Given request
Of the lines in this listing, how many contain the word "very"? Give the number and nothing else.

Records from a dataset:
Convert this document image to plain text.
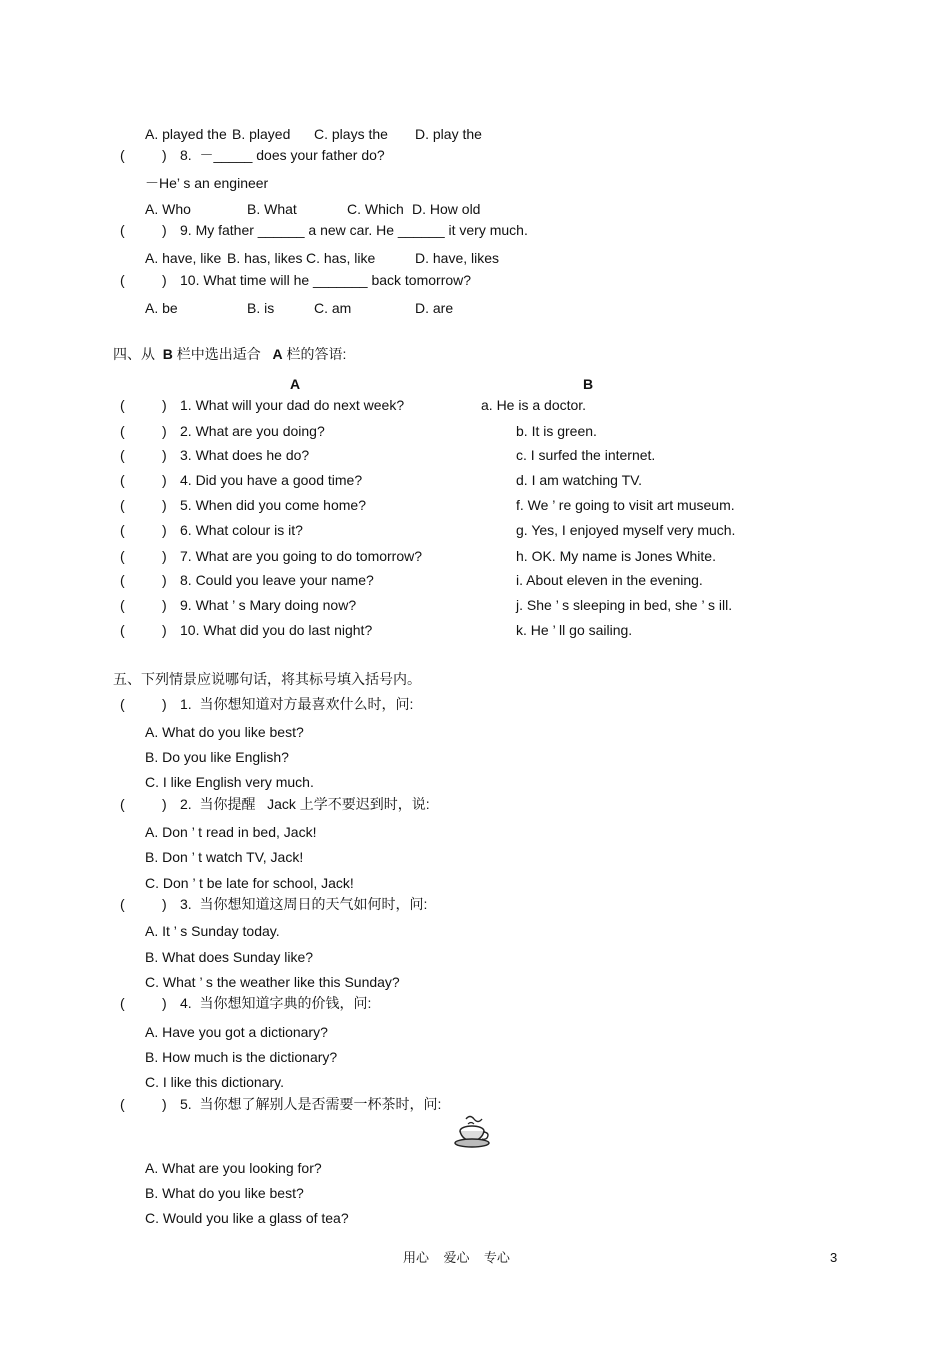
A. played the B. played C. plays the D. play the
(	) 8.  －_____ does your father do?
－He’ s an engineer
A. Who	B. What	C. Which D. How old
(	) 9. My father ______ a new car. He ______ it very much.
A. have, like B. has, likes C. has, like	D. have, likes
(	) 10. What time will he _______ back tomorrow?
A. be	B. is	C. am	D. are
四、从 B 栏中选出适合 A 栏的答语:
A	B
(	) 1. What will your dad do next week?	a. He is a doctor.
(	) 2. What are you doing?	b. It is green.
(	) 3. What does he do?	c. I surfed the internet.
(	) 4. Did you have a good time?	d. I am watching TV.
(	) 5. When did you come home?	f. We ’ re going to visit art museum.
(	) 6. What colour is it?	g. Yes, I enjoyed myself very much.
(	) 7. What are you going to do tomorrow?	h. OK. My name is Jones White.
(	) 8. Could you leave your name?	i. About eleven in the evening.
(	) 9. What ’ s Mary doing now?	j. She ’ s sleeping in bed, she ’ s ill.
(	) 10. What did you do last night?	k. He ’ ll go sailing.
五、下列情景应说哪句话，将其标号填入括号内。
(	) 1.  当你想知道对方最喜欢什么时，问:
A. What do you like best?
B. Do you like English?
C. I like English very much.
(	) 2.  当你提醒   Jack 上学不要迟到时，说:
A. Don ’ t read in bed, Jack!
B. Don ’ t watch TV, Jack!
C. Don ’ t be late for school, Jack!
(	) 3.  当你想知道这周日的天气如何时，问:
A. It ’ s Sunday today.
B. What does Sunday like?
C. What ’ s the weather like this Sunday?
(	) 4.  当你想知道字典的价钱，问:
A. Have you got a dictionary?
B. How much is the dictionary?
C. I like this dictionary.
(	) 5.  当你想了解别人是否需要一杯茶时，问:
A. What are you looking for?
B. What do you like best?
C. Would you like a glass of tea?
用心    爱心    专心	3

Response to the task
3